### Document source
****************

Les deux autres traditions, toutes deux cantonnées à l’échelle locale, se différencient néanmoins entre elles et des autres : la tradition du Land use management passe par un contrôle juridique de l’affectation des sols ; celle de l’urbanisme, renvoie à une action de régulation des formes bâties au sein des espaces urbains.

Certes, ces analyses souffrent de lacunes (par exemple, le Town and Country Planning au Royaume-Uni ne s’inscrit pas dans une perspective d’aménagement uniquement locale), mais il convient de rappeler qu’il s’agit de types idéaux qui peuvent, par conséquent, recouvrir plusieurs traditions nationales même si certains pays relèvent plus volontiers de telle ou telle tradition. En outre, le Compendium, dont l’élaboration est maintenant ancienne, ne concerne que quinze pays de l’Union européenne.

Cependant, d’autres travaux ont été menés depuis, notamment ceux réalisés dans le cadre du projet ESPON intitulé Governance of territorial and urban policies from EU to local levels (ESPON, 2007a). Ce travail, qui prend le Compendium comme point de départ, laisse apparaître des changements, notamment dans la classification des États membres selon les quatre traditions initialement proposées (figure n° 2). Il apparaît, à travers les études de cas nationaux réalisées dans le cadre du projet, une sorte de métissage des traditions en question. Par exemple, dans le cas français, la mise en place des Schémas de cohérence territoriale à partir des années 2000 relève d’une approche de type comprehensive planning (GEPPERT, 2008). De la même manière, dans la cas britannique, la mise en place d’agence régionale de développement durant les années des gouvernements travaillistes (1997-2007) renvoie également à une modification de la tradition dite du land use management vers l’approche dite du développement économique régional.

Figure n° 2 – Changement dans les « traditions » d’aménagement des pays de l’Union européenne à 15 et caractérisation des « traditions » des nouveaux États membres (+ Suisse et Norvège)

****************

### Matériel fourni
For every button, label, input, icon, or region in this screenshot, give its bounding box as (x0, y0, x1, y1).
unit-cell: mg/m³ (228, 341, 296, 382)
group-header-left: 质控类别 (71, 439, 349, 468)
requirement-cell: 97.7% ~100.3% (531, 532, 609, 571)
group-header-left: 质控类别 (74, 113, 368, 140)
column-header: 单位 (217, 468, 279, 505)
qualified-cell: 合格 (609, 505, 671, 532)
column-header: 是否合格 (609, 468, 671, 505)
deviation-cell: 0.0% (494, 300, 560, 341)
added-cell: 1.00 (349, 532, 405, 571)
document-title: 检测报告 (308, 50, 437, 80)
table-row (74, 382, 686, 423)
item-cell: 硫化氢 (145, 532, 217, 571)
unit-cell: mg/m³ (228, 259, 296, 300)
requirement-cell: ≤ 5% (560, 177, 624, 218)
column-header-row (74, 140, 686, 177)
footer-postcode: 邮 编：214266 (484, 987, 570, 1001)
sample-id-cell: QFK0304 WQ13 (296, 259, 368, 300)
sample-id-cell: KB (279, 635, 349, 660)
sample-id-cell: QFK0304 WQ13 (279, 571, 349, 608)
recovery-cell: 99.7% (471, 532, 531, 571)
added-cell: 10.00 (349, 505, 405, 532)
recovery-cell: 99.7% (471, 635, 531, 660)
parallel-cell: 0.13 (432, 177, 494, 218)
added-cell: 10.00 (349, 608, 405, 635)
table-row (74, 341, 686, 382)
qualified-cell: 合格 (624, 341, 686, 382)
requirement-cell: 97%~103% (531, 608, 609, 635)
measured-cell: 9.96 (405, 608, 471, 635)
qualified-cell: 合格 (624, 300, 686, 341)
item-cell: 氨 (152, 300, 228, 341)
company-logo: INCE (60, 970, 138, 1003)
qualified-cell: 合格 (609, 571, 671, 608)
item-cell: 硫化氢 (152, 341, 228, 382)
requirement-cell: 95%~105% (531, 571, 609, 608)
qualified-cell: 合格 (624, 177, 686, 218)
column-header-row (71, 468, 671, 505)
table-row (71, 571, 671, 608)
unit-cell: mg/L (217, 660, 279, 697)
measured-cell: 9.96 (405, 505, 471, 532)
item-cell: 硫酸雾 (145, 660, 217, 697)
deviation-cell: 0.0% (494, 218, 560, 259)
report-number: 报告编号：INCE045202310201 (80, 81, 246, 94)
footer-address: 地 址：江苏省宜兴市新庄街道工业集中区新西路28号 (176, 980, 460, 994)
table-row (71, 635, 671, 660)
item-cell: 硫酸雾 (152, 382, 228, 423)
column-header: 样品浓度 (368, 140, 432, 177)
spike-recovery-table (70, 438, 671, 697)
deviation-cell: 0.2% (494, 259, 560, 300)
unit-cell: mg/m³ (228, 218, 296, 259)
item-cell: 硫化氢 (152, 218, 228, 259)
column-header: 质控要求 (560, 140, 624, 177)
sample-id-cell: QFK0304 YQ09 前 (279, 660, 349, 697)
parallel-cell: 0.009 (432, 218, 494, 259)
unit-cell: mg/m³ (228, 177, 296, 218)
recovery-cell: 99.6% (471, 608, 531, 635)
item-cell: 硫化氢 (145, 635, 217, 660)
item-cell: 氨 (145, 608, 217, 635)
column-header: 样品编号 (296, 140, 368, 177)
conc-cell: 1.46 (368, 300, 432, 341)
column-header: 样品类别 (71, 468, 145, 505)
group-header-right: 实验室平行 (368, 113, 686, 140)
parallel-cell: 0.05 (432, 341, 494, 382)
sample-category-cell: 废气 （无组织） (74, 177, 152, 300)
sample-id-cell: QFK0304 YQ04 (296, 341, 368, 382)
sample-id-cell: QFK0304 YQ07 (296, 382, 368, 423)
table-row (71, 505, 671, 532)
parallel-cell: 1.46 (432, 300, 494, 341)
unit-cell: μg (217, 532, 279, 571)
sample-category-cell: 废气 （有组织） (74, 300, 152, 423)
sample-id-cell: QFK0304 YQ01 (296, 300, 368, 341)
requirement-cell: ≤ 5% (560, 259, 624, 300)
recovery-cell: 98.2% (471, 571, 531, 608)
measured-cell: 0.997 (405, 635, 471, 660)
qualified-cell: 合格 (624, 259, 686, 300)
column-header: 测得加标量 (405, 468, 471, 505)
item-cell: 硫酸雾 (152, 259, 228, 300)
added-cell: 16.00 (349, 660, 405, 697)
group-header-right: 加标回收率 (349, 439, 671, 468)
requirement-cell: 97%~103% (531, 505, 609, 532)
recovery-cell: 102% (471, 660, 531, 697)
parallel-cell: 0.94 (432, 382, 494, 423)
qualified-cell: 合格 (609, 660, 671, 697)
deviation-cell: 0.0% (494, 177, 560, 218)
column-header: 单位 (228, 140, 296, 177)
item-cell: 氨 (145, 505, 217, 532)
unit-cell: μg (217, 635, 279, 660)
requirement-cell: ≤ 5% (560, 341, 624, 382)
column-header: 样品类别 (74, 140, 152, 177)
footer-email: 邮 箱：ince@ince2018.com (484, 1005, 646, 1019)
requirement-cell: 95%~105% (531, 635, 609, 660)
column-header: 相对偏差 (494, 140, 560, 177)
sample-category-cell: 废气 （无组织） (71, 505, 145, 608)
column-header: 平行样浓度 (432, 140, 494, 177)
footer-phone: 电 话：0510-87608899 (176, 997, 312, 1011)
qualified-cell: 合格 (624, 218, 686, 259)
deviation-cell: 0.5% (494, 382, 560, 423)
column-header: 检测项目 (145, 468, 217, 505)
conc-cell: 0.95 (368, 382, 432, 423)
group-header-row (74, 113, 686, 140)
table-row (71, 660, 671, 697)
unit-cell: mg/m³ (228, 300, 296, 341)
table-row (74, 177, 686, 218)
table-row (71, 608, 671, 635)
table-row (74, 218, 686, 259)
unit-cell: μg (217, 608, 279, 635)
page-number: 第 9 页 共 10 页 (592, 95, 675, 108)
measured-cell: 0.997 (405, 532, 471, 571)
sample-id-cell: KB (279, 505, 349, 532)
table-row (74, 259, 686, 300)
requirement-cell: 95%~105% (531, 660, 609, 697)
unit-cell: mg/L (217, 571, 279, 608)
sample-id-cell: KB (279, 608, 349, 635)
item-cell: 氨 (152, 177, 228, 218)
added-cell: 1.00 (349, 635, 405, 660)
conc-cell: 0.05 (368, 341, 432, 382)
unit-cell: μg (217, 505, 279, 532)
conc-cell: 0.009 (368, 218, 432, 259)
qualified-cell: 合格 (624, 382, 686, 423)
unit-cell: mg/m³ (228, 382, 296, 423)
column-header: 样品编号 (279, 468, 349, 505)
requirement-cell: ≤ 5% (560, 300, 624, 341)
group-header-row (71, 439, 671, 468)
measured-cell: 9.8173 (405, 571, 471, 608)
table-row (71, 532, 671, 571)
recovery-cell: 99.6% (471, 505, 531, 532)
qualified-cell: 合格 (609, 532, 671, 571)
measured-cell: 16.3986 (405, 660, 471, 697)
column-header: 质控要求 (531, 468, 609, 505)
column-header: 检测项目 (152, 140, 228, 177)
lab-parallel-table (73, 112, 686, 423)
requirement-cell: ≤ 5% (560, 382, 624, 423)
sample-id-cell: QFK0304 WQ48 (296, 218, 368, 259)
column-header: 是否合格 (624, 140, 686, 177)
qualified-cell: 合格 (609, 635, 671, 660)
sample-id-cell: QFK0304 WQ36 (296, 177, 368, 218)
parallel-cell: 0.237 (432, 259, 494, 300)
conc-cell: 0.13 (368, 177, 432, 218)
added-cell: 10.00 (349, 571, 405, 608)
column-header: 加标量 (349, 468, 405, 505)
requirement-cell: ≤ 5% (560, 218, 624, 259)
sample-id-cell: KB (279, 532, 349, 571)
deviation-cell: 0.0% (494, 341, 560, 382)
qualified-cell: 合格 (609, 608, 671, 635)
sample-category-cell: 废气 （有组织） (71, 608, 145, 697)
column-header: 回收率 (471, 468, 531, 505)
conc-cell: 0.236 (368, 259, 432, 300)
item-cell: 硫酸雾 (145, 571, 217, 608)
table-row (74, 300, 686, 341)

****************

### Tâche 1
Traduisez en anglais la phrase suivante du document source : « En outre, le Compendium, dont l’élaboration est maintenant ancienne, ne concerne que quinze pays de l’Union européenne. »
### Tâche 2
Relevez toutes les traditions ou approches d’aménagement que le document source désigne par un nom.
Appuyez-vous exclusivement sur le document source.

### Réponse 1
Furthermore, the Compendium, which was drawn up a long time ago, covers only fifteen countries of the European Union.

### Réponse 2
- Land use management
- Urbanisme
- Comprehensive planning
- Développement économique régional